(What you are asked to do) Count the lines that hold the string "노원문화예술회관". Reply with the number alone.

[Records]
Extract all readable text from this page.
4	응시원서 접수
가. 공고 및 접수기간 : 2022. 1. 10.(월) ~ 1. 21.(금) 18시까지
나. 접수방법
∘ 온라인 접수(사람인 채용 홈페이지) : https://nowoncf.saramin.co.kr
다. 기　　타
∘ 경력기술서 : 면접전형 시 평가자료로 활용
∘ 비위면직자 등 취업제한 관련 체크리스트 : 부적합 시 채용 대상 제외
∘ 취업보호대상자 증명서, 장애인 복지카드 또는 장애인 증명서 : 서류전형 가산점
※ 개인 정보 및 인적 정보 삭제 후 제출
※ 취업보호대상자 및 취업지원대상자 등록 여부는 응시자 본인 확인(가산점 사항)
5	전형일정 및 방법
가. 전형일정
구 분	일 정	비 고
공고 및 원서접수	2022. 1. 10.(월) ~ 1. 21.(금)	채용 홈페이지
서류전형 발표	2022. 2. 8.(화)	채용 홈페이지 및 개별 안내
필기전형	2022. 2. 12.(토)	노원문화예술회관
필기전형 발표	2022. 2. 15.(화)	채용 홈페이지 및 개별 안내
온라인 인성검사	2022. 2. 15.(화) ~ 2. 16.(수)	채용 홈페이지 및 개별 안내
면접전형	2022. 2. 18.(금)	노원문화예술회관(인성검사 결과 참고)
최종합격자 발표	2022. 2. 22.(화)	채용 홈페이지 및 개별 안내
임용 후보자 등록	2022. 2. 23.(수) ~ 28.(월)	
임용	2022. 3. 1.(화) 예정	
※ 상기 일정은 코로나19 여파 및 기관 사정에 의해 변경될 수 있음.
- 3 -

* * *

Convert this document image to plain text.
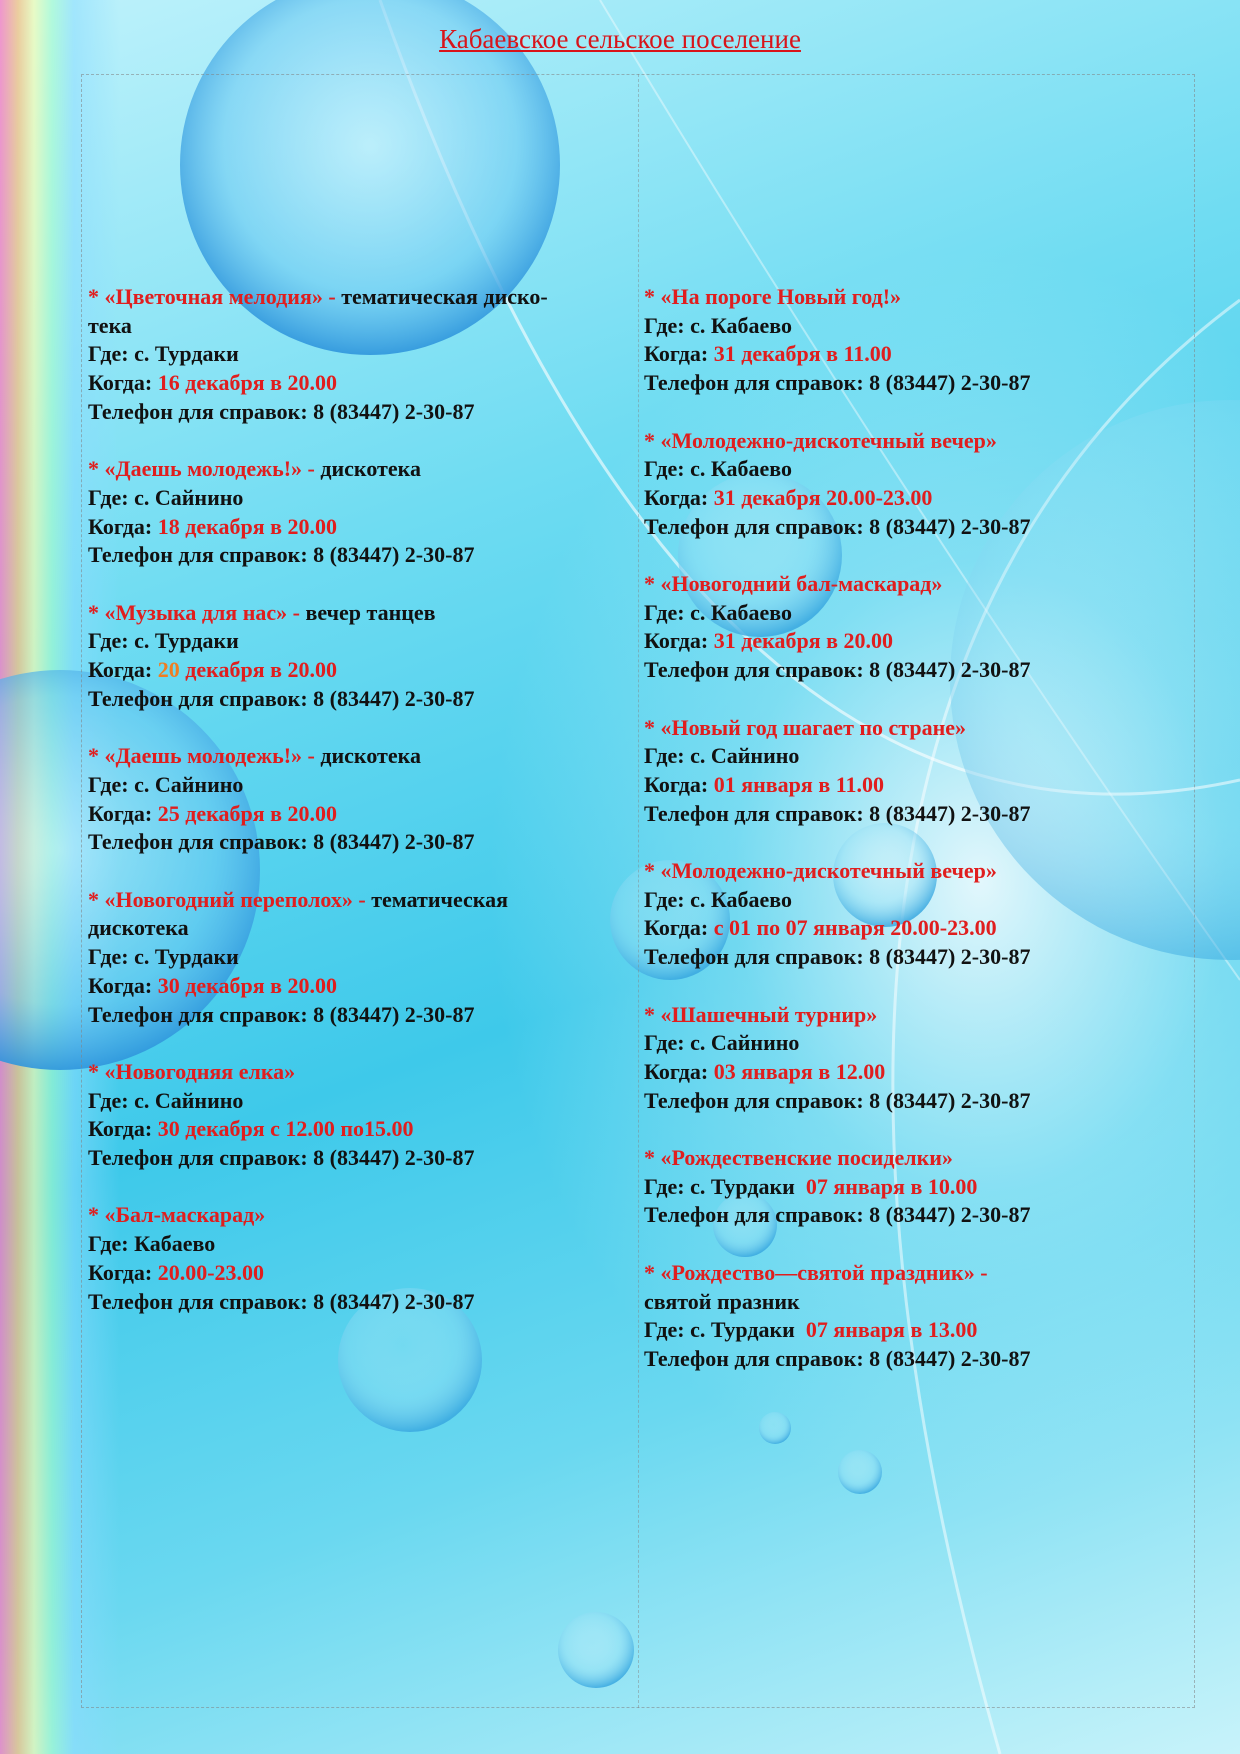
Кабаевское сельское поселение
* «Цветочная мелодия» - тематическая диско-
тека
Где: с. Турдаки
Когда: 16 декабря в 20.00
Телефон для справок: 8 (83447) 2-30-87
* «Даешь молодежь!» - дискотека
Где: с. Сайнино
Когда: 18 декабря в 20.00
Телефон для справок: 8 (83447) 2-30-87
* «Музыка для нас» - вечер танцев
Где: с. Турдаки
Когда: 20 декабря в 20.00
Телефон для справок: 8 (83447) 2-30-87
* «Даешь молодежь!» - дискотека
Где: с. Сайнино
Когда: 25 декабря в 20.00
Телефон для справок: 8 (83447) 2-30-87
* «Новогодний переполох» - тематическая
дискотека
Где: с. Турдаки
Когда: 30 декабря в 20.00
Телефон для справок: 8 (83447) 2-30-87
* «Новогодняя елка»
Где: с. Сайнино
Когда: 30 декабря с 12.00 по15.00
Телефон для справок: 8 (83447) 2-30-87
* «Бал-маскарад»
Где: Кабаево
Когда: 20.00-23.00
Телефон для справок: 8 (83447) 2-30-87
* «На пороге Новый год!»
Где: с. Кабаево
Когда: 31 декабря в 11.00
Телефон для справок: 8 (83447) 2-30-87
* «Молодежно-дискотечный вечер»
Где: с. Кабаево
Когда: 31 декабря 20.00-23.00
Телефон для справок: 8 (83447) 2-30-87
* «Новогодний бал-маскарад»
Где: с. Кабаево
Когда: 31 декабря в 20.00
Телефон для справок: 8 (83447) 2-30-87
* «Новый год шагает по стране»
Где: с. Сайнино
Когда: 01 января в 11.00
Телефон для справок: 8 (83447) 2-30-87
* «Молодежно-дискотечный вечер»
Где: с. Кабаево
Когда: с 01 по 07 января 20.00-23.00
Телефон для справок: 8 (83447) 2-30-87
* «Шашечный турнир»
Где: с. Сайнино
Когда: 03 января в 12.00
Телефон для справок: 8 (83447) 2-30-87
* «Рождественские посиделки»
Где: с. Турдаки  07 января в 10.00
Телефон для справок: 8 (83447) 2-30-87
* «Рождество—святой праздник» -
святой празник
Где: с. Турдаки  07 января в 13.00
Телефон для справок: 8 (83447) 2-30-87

(Result of this exercise) 2